=== Directions for this task ===
Transcribe every entry word for word. Skip the pictures.

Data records
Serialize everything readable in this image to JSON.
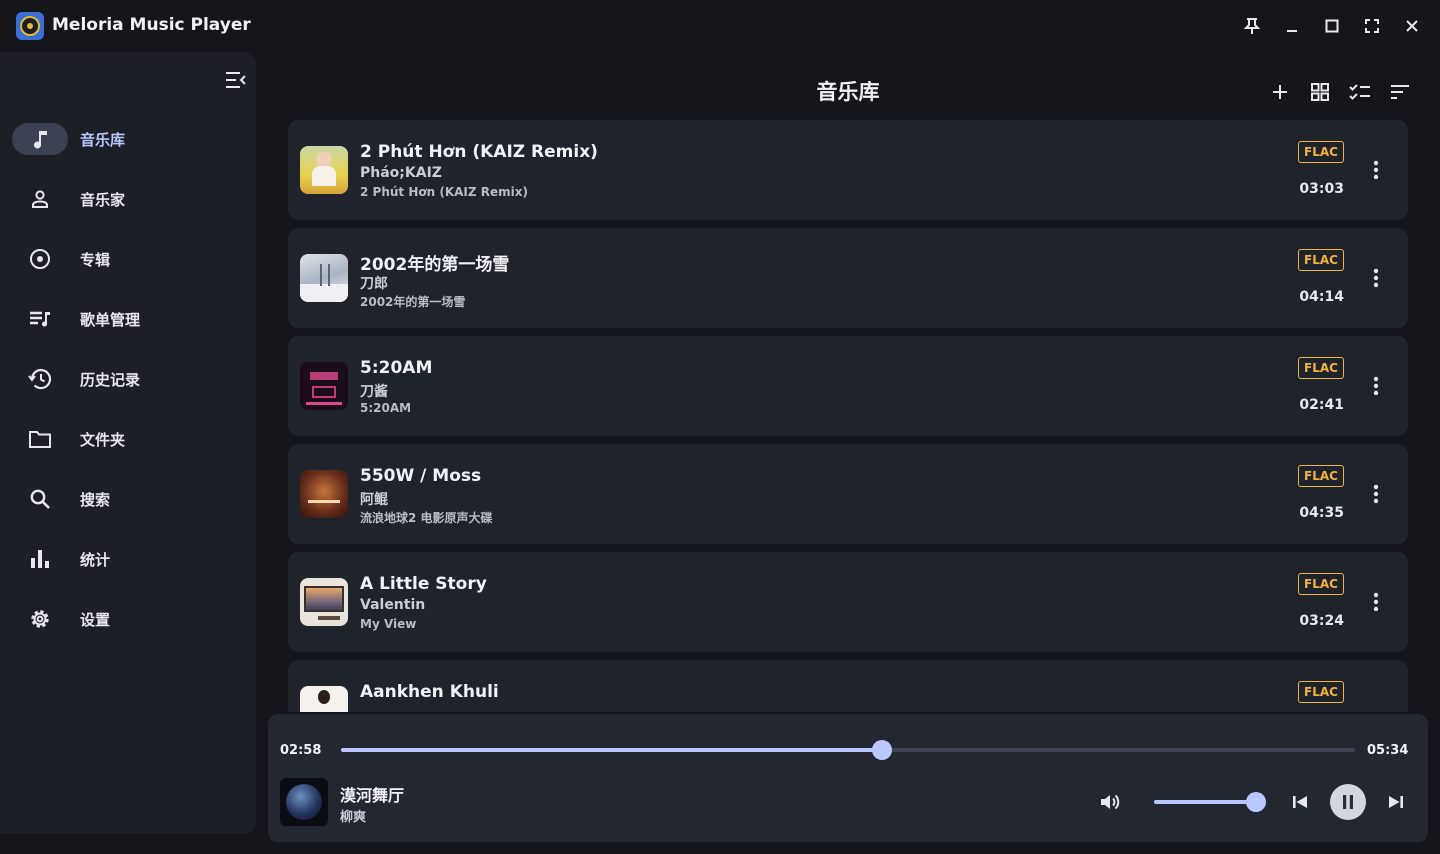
{
  "window": {
    "title": "Meloria Music Player"
  },
  "sidebar": {
    "items": [
      {
        "label": "音乐库",
        "icon": "music-note-icon",
        "active": true
      },
      {
        "label": "音乐家",
        "icon": "person-icon",
        "active": false
      },
      {
        "label": "专辑",
        "icon": "disc-icon",
        "active": false
      },
      {
        "label": "歌单管理",
        "icon": "playlist-icon",
        "active": false
      },
      {
        "label": "历史记录",
        "icon": "history-icon",
        "active": false
      },
      {
        "label": "文件夹",
        "icon": "folder-icon",
        "active": false
      },
      {
        "label": "搜索",
        "icon": "search-icon",
        "active": false
      },
      {
        "label": "统计",
        "icon": "bar-chart-icon",
        "active": false
      },
      {
        "label": "设置",
        "icon": "gear-icon",
        "active": false
      }
    ]
  },
  "main": {
    "title": "音乐库",
    "songs": [
      {
        "title": "2 Phút Hơn (KAIZ Remix)",
        "artist": "Pháo;KAIZ",
        "album": "2 Phút Hơn (KAIZ Remix)",
        "format": "FLAC",
        "duration": "03:03"
      },
      {
        "title": "2002年的第一场雪",
        "artist": "刀郎",
        "album": "2002年的第一场雪",
        "format": "FLAC",
        "duration": "04:14"
      },
      {
        "title": "5:20AM",
        "artist": "刀酱",
        "album": "5:20AM",
        "format": "FLAC",
        "duration": "02:41"
      },
      {
        "title": "550W / Moss",
        "artist": "阿鲲",
        "album": "流浪地球2 电影原声大碟",
        "format": "FLAC",
        "duration": "04:35"
      },
      {
        "title": "A Little Story",
        "artist": "Valentin",
        "album": "My View",
        "format": "FLAC",
        "duration": "03:24"
      },
      {
        "title": "Aankhen Khuli",
        "artist": "",
        "album": "",
        "format": "FLAC",
        "duration": ""
      }
    ]
  },
  "player": {
    "current_time": "02:58",
    "total_time": "05:34",
    "progress": 0.534,
    "volume": 1.0,
    "now_playing": {
      "title": "漠河舞厅",
      "artist": "柳爽"
    },
    "state": "playing"
  },
  "colors": {
    "accent": "#b9c8ff",
    "badge": "#f2b33d",
    "background": "#14161c",
    "panel": "#1c1f26"
  }
}
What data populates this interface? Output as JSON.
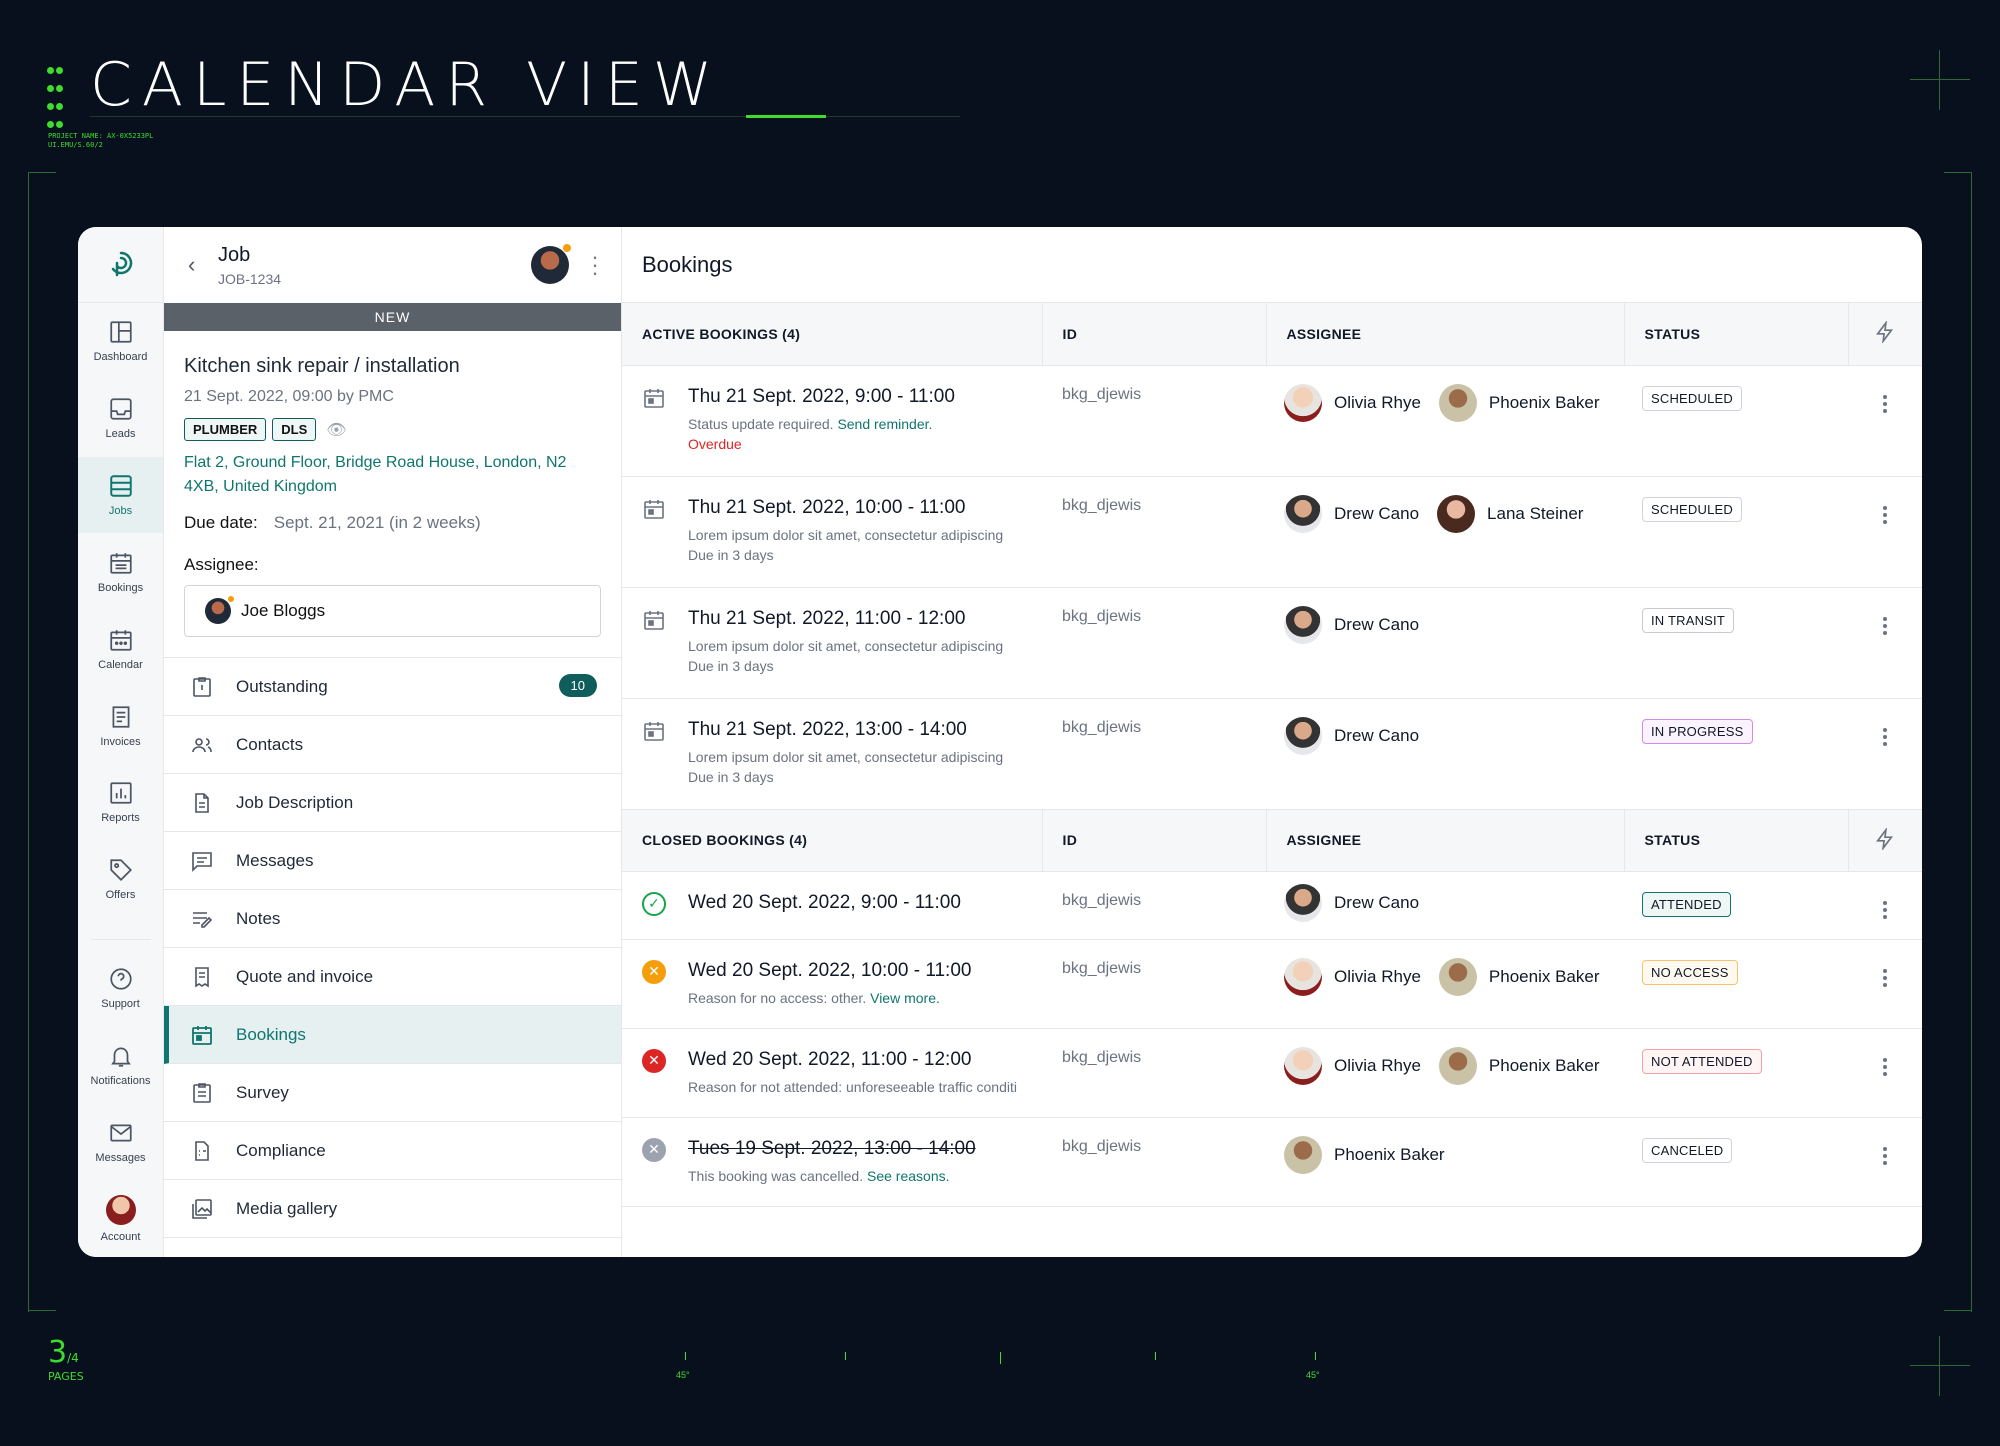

=== Worked answer ===
Serialize everything readable in this image to JSON.
{
  "window": {
    "title": "Meloria Music Player"
  },
  "sidebar": {
    "items": [
      {
        "label": "音乐库",
        "icon": "music-note-icon",
        "active": true
      },
      {
        "label": "音乐家",
        "icon": "person-icon",
        "active": false
      },
      {
        "label": "专辑",
        "icon": "disc-icon",
        "active": false
      },
      {
        "label": "歌单管理",
        "icon": "playlist-icon",
        "active": false
      },
      {
        "label": "历史记录",
        "icon": "history-icon",
        "active": false
      },
      {
        "label": "文件夹",
        "icon": "folder-icon",
        "active": false
      },
      {
        "label": "搜索",
        "icon": "search-icon",
        "active": false
      },
      {
        "label": "统计",
        "icon": "bar-chart-icon",
        "active": false
      },
      {
        "label": "设置",
        "icon": "gear-icon",
        "active": false
      }
    ]
  },
  "main": {
    "title": "音乐库",
    "songs": [
      {
        "title": "2 Phút Hơn (KAIZ Remix)",
        "artist": "Pháo;KAIZ",
        "album": "2 Phút Hơn (KAIZ Remix)",
        "format": "FLAC",
        "duration": "03:03"
      },
      {
        "title": "2002年的第一场雪",
        "artist": "刀郎",
        "album": "2002年的第一场雪",
        "format": "FLAC",
        "duration": "04:14"
      },
      {
        "title": "5:20AM",
        "artist": "刀酱",
        "album": "5:20AM",
        "format": "FLAC",
        "duration": "02:41"
      },
      {
        "title": "550W / Moss",
        "artist": "阿鲲",
        "album": "流浪地球2 电影原声大碟",
        "format": "FLAC",
        "duration": "04:35"
      },
      {
        "title": "A Little Story",
        "artist": "Valentin",
        "album": "My View",
        "format": "FLAC",
        "duration": "03:24"
      },
      {
        "title": "Aankhen Khuli",
        "artist": "",
        "album": "",
        "format": "FLAC",
        "duration": ""
      }
    ]
  },
  "player": {
    "current_time": "02:58",
    "total_time": "05:34",
    "progress": 0.534,
    "volume": 1.0,
    "now_playing": {
      "title": "漠河舞厅",
      "artist": "柳爽"
    },
    "state": "playing"
  },
  "colors": {
    "accent": "#b9c8ff",
    "badge": "#f2b33d",
    "background": "#14161c",
    "panel": "#1c1f26"
  }
}
What data populates this interface? Output as JSON.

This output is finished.